Requirement
Omit every picture and write out the rest of the records exactly.

--------------------------------------------------

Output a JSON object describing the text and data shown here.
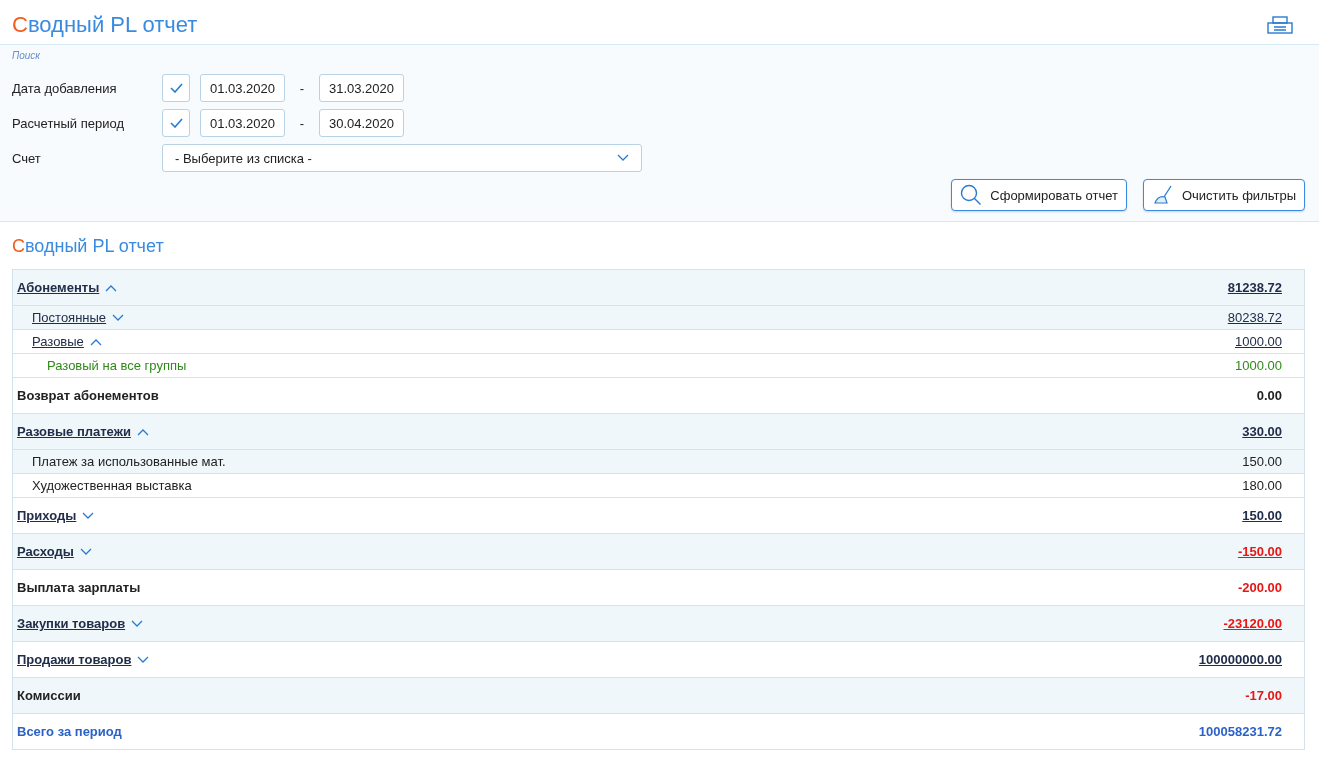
{
  "header": {
    "title_initial": "С",
    "title_rest": "водный PL отчет"
  },
  "filters": {
    "legend": "Поиск",
    "date_rows": [
      {
        "label": "Дата добавления",
        "checked": true,
        "from": "01.03.2020",
        "separator": "-",
        "to": "31.03.2020"
      },
      {
        "label": "Расчетный период",
        "checked": true,
        "from": "01.03.2020",
        "separator": "-",
        "to": "30.04.2020"
      }
    ],
    "account": {
      "label": "Счет",
      "value": "- Выберите из списка -"
    },
    "buttons": [
      {
        "kind": "search",
        "label": "Сформировать отчет"
      },
      {
        "kind": "clear",
        "label": "Очистить фильтры"
      }
    ]
  },
  "report": {
    "title_initial": "С",
    "title_rest": "водный PL отчет",
    "rows": [
      {
        "kind": "group",
        "label": "Абонементы",
        "amount": "81238.72",
        "negative": false,
        "expanded": true,
        "children": [
          {
            "kind": "subgroup",
            "label": "Постоянные",
            "amount": "80238.72",
            "negative": false,
            "expanded": false
          },
          {
            "kind": "subgroup",
            "label": "Разовые",
            "amount": "1000.00",
            "negative": false,
            "expanded": true,
            "children": [
              {
                "kind": "entry",
                "label": "Разовый на все группы",
                "amount": "1000.00",
                "negative": false
              }
            ]
          }
        ]
      },
      {
        "kind": "summary",
        "label": "Возврат абонементов",
        "amount": "0.00",
        "negative": false
      },
      {
        "kind": "group",
        "label": "Разовые платежи",
        "amount": "330.00",
        "negative": false,
        "expanded": true,
        "children": [
          {
            "kind": "item",
            "label": "Платеж за использованные мат.",
            "amount": "150.00",
            "negative": false
          },
          {
            "kind": "item",
            "label": "Художественная выставка",
            "amount": "180.00",
            "negative": false
          }
        ]
      },
      {
        "kind": "group",
        "label": "Приходы",
        "amount": "150.00",
        "negative": false,
        "expanded": false
      },
      {
        "kind": "group",
        "label": "Расходы",
        "amount": "-150.00",
        "negative": true,
        "expanded": false
      },
      {
        "kind": "summary",
        "label": "Выплата зарплаты",
        "amount": "-200.00",
        "negative": true
      },
      {
        "kind": "group",
        "label": "Закупки товаров",
        "amount": "-23120.00",
        "negative": true,
        "expanded": false
      },
      {
        "kind": "group",
        "label": "Продажи товаров",
        "amount": "100000000.00",
        "negative": false,
        "expanded": false
      },
      {
        "kind": "summary",
        "label": "Комиссии",
        "amount": "-17.00",
        "negative": true
      },
      {
        "kind": "total",
        "label": "Всего за период",
        "amount": "100058231.72",
        "negative": false
      }
    ]
  }
}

--------------------------------------------------

Result
Output a JSON object describing the text and data shown here.
{
  "header": {
    "title_initial": "С",
    "title_rest": "водный PL отчет"
  },
  "filters": {
    "legend": "Поиск",
    "date_rows": [
      {
        "label": "Дата добавления",
        "checked": true,
        "from": "01.03.2020",
        "separator": "-",
        "to": "31.03.2020"
      },
      {
        "label": "Расчетный период",
        "checked": true,
        "from": "01.03.2020",
        "separator": "-",
        "to": "30.04.2020"
      }
    ],
    "account": {
      "label": "Счет",
      "value": "- Выберите из списка -"
    },
    "buttons": [
      {
        "kind": "search",
        "label": "Сформировать отчет"
      },
      {
        "kind": "clear",
        "label": "Очистить фильтры"
      }
    ]
  },
  "report": {
    "title_initial": "С",
    "title_rest": "водный PL отчет",
    "rows": [
      {
        "kind": "group",
        "label": "Абонементы",
        "amount": "81238.72",
        "negative": false,
        "expanded": true,
        "children": [
          {
            "kind": "subgroup",
            "label": "Постоянные",
            "amount": "80238.72",
            "negative": false,
            "expanded": false
          },
          {
            "kind": "subgroup",
            "label": "Разовые",
            "amount": "1000.00",
            "negative": false,
            "expanded": true,
            "children": [
              {
                "kind": "entry",
                "label": "Разовый на все группы",
                "amount": "1000.00",
                "negative": false
              }
            ]
          }
        ]
      },
      {
        "kind": "summary",
        "label": "Возврат абонементов",
        "amount": "0.00",
        "negative": false
      },
      {
        "kind": "group",
        "label": "Разовые платежи",
        "amount": "330.00",
        "negative": false,
        "expanded": true,
        "children": [
          {
            "kind": "item",
            "label": "Платеж за использованные мат.",
            "amount": "150.00",
            "negative": false
          },
          {
            "kind": "item",
            "label": "Художественная выставка",
            "amount": "180.00",
            "negative": false
          }
        ]
      },
      {
        "kind": "group",
        "label": "Приходы",
        "amount": "150.00",
        "negative": false,
        "expanded": false
      },
      {
        "kind": "group",
        "label": "Расходы",
        "amount": "-150.00",
        "negative": true,
        "expanded": false
      },
      {
        "kind": "summary",
        "label": "Выплата зарплаты",
        "amount": "-200.00",
        "negative": true
      },
      {
        "kind": "group",
        "label": "Закупки товаров",
        "amount": "-23120.00",
        "negative": true,
        "expanded": false
      },
      {
        "kind": "group",
        "label": "Продажи товаров",
        "amount": "100000000.00",
        "negative": false,
        "expanded": false
      },
      {
        "kind": "summary",
        "label": "Комиссии",
        "amount": "-17.00",
        "negative": true
      },
      {
        "kind": "total",
        "label": "Всего за период",
        "amount": "100058231.72",
        "negative": false
      }
    ]
  }
}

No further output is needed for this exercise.